--- START MATERIAL PROVIDED ---
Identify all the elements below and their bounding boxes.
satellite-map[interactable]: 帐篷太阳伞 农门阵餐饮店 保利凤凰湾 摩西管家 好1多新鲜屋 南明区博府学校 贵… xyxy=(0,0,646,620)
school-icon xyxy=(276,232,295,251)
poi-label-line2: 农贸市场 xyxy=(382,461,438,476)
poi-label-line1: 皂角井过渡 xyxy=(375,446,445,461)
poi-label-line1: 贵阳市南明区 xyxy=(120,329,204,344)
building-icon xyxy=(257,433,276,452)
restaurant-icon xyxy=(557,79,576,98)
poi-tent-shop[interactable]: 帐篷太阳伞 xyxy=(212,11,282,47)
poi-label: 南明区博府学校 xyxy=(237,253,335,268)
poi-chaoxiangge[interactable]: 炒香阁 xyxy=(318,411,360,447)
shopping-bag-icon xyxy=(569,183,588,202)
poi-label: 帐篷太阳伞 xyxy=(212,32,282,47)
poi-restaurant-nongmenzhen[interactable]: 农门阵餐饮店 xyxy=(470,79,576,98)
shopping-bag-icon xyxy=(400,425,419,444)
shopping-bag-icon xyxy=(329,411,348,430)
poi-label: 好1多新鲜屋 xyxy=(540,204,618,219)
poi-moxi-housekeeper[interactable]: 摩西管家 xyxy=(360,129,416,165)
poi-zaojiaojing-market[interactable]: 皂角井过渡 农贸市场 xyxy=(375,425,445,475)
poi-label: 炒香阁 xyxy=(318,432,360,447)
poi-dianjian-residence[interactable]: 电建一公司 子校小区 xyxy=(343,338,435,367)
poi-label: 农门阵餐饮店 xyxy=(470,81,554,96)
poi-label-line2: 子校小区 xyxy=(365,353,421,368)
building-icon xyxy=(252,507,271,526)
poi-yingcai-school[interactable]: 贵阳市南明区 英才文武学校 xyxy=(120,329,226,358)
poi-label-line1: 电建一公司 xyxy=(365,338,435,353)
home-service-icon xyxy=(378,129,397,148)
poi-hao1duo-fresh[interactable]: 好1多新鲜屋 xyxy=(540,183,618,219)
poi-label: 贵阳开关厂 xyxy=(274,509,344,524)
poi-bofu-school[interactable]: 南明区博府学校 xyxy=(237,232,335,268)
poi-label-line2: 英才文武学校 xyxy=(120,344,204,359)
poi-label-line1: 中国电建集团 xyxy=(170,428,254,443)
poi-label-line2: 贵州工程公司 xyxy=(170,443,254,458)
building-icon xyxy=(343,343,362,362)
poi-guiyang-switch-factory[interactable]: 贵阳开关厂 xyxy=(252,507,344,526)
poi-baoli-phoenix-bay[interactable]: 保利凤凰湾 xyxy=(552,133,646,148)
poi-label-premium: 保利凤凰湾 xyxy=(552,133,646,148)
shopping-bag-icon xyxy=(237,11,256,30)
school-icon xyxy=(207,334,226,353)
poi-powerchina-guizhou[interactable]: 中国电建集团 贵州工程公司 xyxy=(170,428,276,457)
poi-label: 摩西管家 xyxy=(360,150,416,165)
--- END MATERIAL PROVIDED ---
▶ [WHAT YOU NEED TO DO]
Count the lines in the rows above that contain the string "school", and reply with only that number.

▶ [EXERCISE ANSWER]
4